Exercise instructions:
Locate the string "text" in the listing below. Copy every line where it is found.
— start of Material supplied —
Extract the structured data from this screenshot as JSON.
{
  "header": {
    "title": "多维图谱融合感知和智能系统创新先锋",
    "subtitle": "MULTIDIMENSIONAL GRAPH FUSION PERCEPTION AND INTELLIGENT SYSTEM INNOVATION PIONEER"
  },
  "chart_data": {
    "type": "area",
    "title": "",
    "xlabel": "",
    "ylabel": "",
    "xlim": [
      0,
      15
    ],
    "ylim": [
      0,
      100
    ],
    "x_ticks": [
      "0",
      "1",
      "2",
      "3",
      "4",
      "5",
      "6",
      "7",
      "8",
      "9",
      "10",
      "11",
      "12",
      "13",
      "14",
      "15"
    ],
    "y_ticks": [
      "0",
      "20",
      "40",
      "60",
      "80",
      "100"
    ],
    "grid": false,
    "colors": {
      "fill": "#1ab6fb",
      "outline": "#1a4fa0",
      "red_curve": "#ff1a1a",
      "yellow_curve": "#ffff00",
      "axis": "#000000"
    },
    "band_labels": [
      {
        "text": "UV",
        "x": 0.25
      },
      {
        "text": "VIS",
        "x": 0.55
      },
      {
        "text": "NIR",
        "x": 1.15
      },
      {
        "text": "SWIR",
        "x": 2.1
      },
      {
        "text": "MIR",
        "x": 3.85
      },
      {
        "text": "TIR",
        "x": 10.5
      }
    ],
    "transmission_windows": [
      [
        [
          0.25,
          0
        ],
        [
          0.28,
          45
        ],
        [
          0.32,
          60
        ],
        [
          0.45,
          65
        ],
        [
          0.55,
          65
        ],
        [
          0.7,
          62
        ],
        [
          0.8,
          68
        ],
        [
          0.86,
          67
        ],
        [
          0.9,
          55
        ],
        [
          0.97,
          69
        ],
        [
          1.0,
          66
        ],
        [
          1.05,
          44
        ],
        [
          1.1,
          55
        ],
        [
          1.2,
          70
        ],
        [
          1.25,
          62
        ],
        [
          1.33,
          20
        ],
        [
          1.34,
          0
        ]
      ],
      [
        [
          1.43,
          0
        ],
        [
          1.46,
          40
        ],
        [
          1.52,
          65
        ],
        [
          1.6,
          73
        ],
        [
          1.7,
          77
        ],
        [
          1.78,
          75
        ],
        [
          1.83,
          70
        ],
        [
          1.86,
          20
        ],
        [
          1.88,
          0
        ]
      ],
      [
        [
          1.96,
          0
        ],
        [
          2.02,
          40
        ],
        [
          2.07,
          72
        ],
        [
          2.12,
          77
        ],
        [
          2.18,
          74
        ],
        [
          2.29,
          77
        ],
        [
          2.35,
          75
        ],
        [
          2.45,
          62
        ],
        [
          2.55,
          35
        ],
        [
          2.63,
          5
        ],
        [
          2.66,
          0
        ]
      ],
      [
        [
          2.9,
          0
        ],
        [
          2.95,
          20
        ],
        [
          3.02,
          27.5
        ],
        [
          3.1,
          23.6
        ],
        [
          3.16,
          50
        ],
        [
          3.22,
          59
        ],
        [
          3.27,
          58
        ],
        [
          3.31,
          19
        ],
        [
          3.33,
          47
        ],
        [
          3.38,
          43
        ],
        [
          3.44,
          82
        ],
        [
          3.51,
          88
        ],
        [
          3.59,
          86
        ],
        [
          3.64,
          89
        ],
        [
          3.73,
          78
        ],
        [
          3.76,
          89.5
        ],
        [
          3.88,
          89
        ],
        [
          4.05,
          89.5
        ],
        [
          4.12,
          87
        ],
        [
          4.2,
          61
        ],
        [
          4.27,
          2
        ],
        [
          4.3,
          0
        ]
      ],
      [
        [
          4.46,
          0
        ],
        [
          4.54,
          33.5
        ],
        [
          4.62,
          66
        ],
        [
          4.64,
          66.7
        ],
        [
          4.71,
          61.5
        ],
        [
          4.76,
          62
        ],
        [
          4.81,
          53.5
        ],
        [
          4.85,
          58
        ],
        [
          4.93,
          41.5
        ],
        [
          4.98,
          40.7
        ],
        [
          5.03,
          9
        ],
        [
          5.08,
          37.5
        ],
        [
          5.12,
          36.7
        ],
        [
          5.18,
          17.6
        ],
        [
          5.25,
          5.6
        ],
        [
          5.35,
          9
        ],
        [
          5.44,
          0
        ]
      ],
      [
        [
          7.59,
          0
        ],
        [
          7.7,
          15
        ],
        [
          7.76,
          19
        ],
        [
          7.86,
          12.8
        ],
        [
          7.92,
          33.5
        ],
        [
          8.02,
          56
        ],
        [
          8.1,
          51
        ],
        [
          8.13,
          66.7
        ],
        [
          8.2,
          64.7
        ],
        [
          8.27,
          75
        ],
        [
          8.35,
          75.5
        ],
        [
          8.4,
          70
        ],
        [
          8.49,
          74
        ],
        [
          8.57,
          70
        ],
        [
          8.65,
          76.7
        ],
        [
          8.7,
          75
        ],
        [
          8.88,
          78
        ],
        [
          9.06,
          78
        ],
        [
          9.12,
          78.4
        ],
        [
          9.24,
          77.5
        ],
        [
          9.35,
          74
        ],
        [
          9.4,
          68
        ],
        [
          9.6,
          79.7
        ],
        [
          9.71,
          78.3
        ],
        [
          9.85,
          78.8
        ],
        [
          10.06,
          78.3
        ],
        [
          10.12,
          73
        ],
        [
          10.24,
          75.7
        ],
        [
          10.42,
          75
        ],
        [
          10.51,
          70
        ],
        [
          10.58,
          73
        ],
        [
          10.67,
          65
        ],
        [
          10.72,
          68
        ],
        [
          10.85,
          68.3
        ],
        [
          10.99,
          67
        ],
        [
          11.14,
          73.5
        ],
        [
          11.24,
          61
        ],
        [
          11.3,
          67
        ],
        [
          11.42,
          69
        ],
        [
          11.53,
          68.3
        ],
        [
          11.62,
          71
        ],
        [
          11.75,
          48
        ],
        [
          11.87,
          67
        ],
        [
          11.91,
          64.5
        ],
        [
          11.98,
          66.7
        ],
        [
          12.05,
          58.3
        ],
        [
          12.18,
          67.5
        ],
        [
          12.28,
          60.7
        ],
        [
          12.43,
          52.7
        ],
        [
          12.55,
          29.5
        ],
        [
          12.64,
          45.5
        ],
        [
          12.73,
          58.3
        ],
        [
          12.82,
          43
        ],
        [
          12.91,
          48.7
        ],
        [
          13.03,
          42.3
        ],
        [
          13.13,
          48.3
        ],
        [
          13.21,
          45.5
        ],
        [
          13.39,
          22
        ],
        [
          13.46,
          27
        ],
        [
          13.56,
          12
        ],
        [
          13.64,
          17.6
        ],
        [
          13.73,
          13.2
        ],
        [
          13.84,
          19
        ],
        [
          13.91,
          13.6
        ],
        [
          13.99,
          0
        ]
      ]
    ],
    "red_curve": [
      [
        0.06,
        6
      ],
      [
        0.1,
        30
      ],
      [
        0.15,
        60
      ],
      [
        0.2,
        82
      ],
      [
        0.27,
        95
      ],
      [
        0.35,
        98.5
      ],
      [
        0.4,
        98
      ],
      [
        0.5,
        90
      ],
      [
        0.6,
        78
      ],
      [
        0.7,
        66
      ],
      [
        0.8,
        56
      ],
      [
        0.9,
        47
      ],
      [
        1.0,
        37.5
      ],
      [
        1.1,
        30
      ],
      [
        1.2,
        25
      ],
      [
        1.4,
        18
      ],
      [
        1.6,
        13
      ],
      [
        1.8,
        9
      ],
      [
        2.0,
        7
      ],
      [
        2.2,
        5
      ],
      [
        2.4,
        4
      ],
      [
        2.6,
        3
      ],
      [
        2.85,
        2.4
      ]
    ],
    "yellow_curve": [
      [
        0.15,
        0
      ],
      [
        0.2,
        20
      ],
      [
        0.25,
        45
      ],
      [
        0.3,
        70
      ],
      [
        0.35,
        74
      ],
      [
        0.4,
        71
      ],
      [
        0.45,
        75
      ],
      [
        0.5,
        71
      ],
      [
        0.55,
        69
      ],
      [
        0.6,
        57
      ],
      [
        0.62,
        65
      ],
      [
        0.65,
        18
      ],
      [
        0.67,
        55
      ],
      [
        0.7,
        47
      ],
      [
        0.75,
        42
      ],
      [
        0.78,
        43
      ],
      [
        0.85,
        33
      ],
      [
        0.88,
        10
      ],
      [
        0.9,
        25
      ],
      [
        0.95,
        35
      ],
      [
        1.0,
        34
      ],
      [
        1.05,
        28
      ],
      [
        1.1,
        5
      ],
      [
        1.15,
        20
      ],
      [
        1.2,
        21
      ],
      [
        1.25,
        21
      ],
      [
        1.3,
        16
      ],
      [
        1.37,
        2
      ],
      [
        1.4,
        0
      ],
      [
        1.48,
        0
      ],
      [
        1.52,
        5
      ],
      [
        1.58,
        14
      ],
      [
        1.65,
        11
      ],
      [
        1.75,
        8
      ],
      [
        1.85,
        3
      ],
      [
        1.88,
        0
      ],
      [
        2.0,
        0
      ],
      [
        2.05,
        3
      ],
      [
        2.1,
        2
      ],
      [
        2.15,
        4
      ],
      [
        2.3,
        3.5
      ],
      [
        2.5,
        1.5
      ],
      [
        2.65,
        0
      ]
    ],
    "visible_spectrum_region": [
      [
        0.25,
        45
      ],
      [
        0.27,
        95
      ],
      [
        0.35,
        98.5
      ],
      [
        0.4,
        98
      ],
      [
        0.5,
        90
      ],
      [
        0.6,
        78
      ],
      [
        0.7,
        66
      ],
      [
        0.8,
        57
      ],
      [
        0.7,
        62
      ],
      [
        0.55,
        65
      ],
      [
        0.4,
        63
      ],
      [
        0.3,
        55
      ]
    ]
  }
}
— end of Material supplied —
Solution below:
        "text": "UV",
        "text": "VIS",
        "text": "NIR",
        "text": "SWIR",
        "text": "MIR",
        "text": "TIR",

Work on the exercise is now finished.